§ Task requirements:
Starting at the line with "Extract all readable text from this page." and stopping at the final line, retype the data below exactly; do not carry over any pictures.

§ Given information:
※
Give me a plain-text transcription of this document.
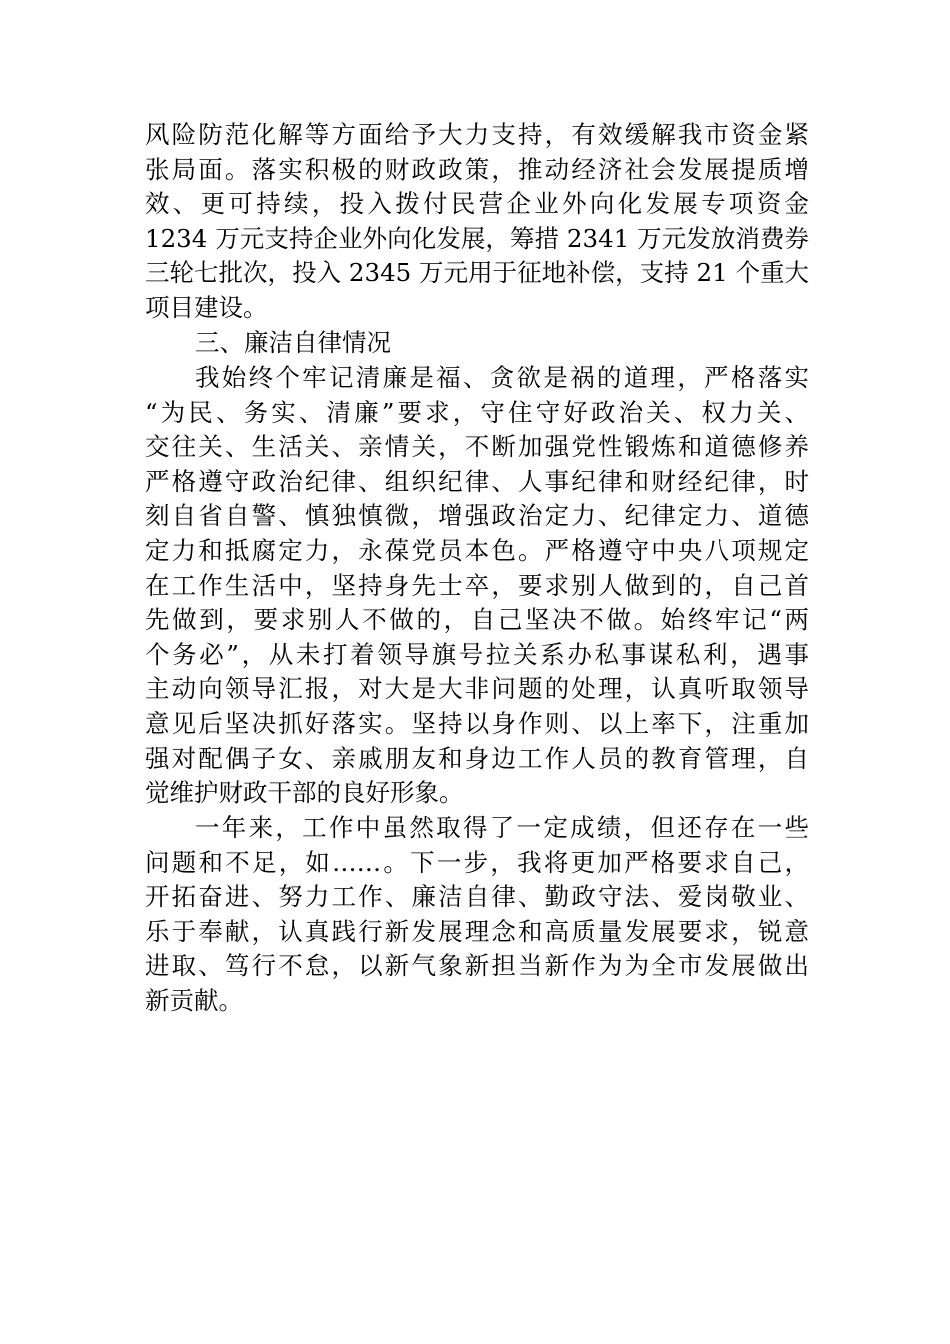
风险防范化解等方面给予大力支持，有效缓解我市资金紧
张局面。落实积极的财政政策，推动经济社会发展提质增
效、更可持续，投入拨付民营企业外向化发展专项资金
1234 万元支持企业外向化发展，筹措 2341 万元发放消费券
三轮七批次，投入 2345 万元用于征地补偿，支持 21 个重大
项目建设。
三、廉洁自律情况
我始终个牢记清廉是福、贪欲是祸的道理，严格落实
“为民、务实、清廉”要求，守住守好政治关、权力关、
交往关、生活关、亲情关，不断加强党性锻炼和道德修养
严格遵守政治纪律、组织纪律、人事纪律和财经纪律，时
刻自省自警、慎独慎微，增强政治定力、纪律定力、道德
定力和抵腐定力，永葆党员本色。严格遵守中央八项规定
在工作生活中，坚持身先士卒，要求别人做到的，自己首
先做到，要求别人不做的，自己坚决不做。始终牢记“两
个务必”，从未打着领导旗号拉关系办私事谋私利，遇事
主动向领导汇报，对大是大非问题的处理，认真听取领导
意见后坚决抓好落实。坚持以身作则、以上率下，注重加
强对配偶子女、亲戚朋友和身边工作人员的教育管理，自
觉维护财政干部的良好形象。
一年来，工作中虽然取得了一定成绩，但还存在一些
问题和不足，如……。下一步，我将更加严格要求自己，
开拓奋进、努力工作、廉洁自律、勤政守法、爱岗敬业、
乐于奉献，认真践行新发展理念和高质量发展要求，锐意
进取、笃行不怠，以新气象新担当新作为为全市发展做出
新贡献。
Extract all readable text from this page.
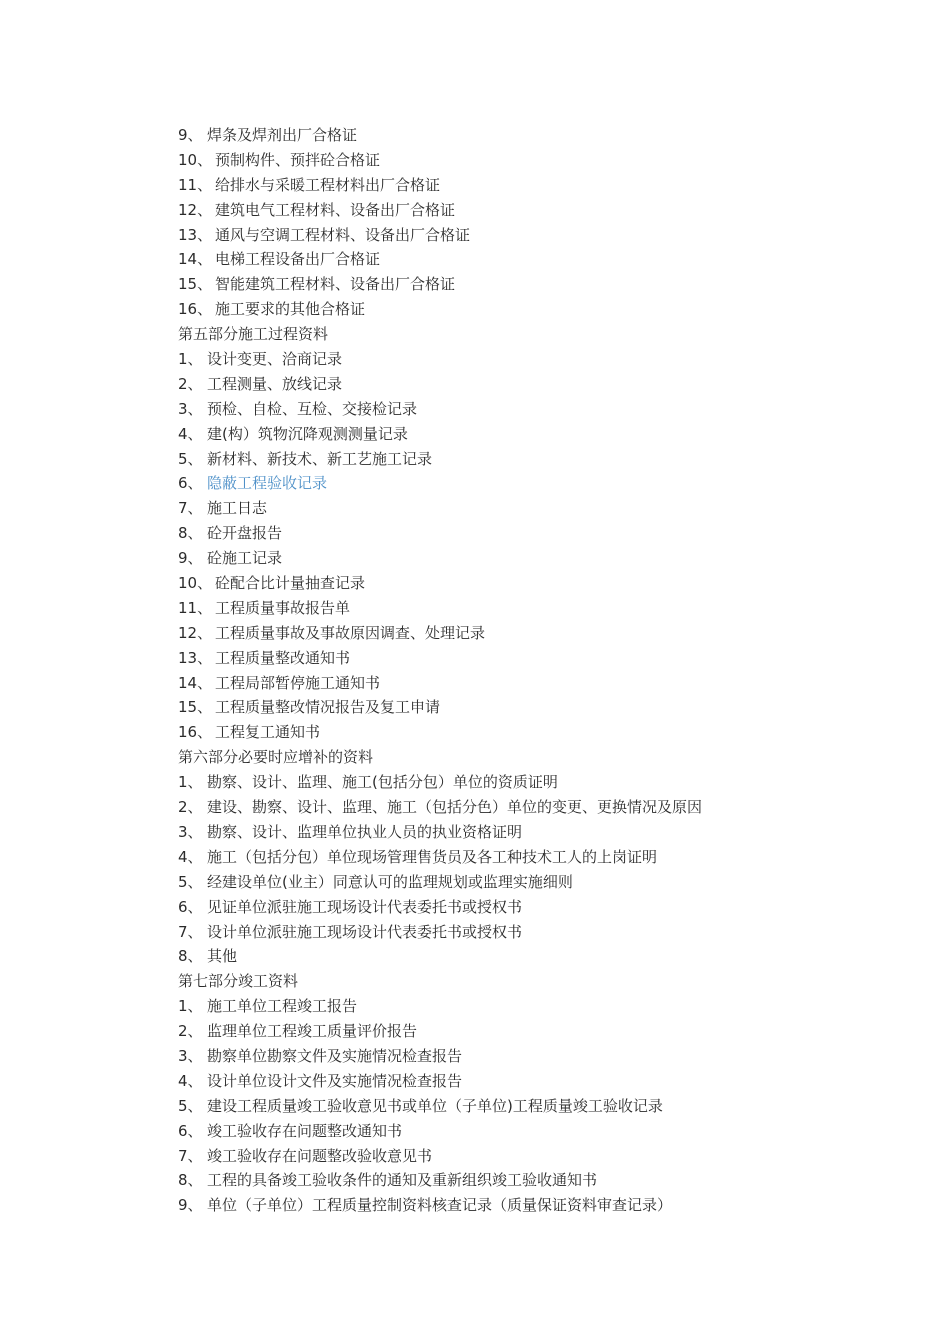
9、 焊条及焊剂出厂合格证
10、 预制构件、预拌砼合格证
11、 给排水与采暖工程材料出厂合格证
12、 建筑电气工程材料、设备出厂合格证
13、 通风与空调工程材料、设备出厂合格证
14、 电梯工程设备出厂合格证
15、 智能建筑工程材料、设备出厂合格证
16、 施工要求的其他合格证
第五部分施工过程资料
1、 设计变更、洽商记录
2、 工程测量、放线记录
3、 预检、自检、互检、交接检记录
4、 建(构）筑物沉降观测测量记录
5、 新材料、新技术、新工艺施工记录
6、 隐蔽工程验收记录
7、 施工日志
8、 砼开盘报告
9、 砼施工记录
10、 砼配合比计量抽查记录
11、 工程质量事故报告单
12、 工程质量事故及事故原因调查、处理记录
13、 工程质量整改通知书
14、 工程局部暂停施工通知书
15、 工程质量整改情况报告及复工申请
16、 工程复工通知书
第六部分必要时应增补的资料
1、 勘察、设计、监理、施工(包括分包）单位的资质证明
2、 建设、勘察、设计、监理、施工（包括分色）单位的变更、更换情况及原因
3、 勘察、设计、监理单位执业人员的执业资格证明
4、 施工（包括分包）单位现场管理售货员及各工种技术工人的上岗证明
5、 经建设单位(业主）同意认可的监理规划或监理实施细则
6、 见证单位派驻施工现场设计代表委托书或授权书
7、 设计单位派驻施工现场设计代表委托书或授权书
8、 其他
第七部分竣工资料
1、 施工单位工程竣工报告
2、 监理单位工程竣工质量评价报告
3、 勘察单位勘察文件及实施情况检查报告
4、 设计单位设计文件及实施情况检查报告
5、 建设工程质量竣工验收意见书或单位（子单位)工程质量竣工验收记录
6、 竣工验收存在问题整改通知书
7、 竣工验收存在问题整改验收意见书
8、 工程的具备竣工验收条件的通知及重新组织竣工验收通知书
9、 单位（子单位）工程质量控制资料核查记录（质量保证资料审查记录）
※
§ Solution to this problem:
Extract all readable text from this page.
9、 焊条及焊剂出厂合格证
10、 预制构件、预拌砼合格证
11、 给排水与采暖工程材料出厂合格证
12、 建筑电气工程材料、设备出厂合格证
13、 通风与空调工程材料、设备出厂合格证
14、 电梯工程设备出厂合格证
15、 智能建筑工程材料、设备出厂合格证
16、 施工要求的其他合格证
第五部分施工过程资料
1、 设计变更、洽商记录
2、 工程测量、放线记录
3、 预检、自检、互检、交接检记录
4、 建(构）筑物沉降观测测量记录
5、 新材料、新技术、新工艺施工记录
6、 隐蔽工程验收记录
7、 施工日志
8、 砼开盘报告
9、 砼施工记录
10、 砼配合比计量抽查记录
11、 工程质量事故报告单
12、 工程质量事故及事故原因调查、处理记录
13、 工程质量整改通知书
14、 工程局部暂停施工通知书
15、 工程质量整改情况报告及复工申请
16、 工程复工通知书
第六部分必要时应增补的资料
1、 勘察、设计、监理、施工(包括分包）单位的资质证明
2、 建设、勘察、设计、监理、施工（包括分色）单位的变更、更换情况及原因
3、 勘察、设计、监理单位执业人员的执业资格证明
4、 施工（包括分包）单位现场管理售货员及各工种技术工人的上岗证明
5、 经建设单位(业主）同意认可的监理规划或监理实施细则
6、 见证单位派驻施工现场设计代表委托书或授权书
7、 设计单位派驻施工现场设计代表委托书或授权书
8、 其他
第七部分竣工资料
1、 施工单位工程竣工报告
2、 监理单位工程竣工质量评价报告
3、 勘察单位勘察文件及实施情况检查报告
4、 设计单位设计文件及实施情况检查报告
5、 建设工程质量竣工验收意见书或单位（子单位)工程质量竣工验收记录
6、 竣工验收存在问题整改通知书
7、 竣工验收存在问题整改验收意见书
8、 工程的具备竣工验收条件的通知及重新组织竣工验收通知书
9、 单位（子单位）工程质量控制资料核查记录（质量保证资料审查记录）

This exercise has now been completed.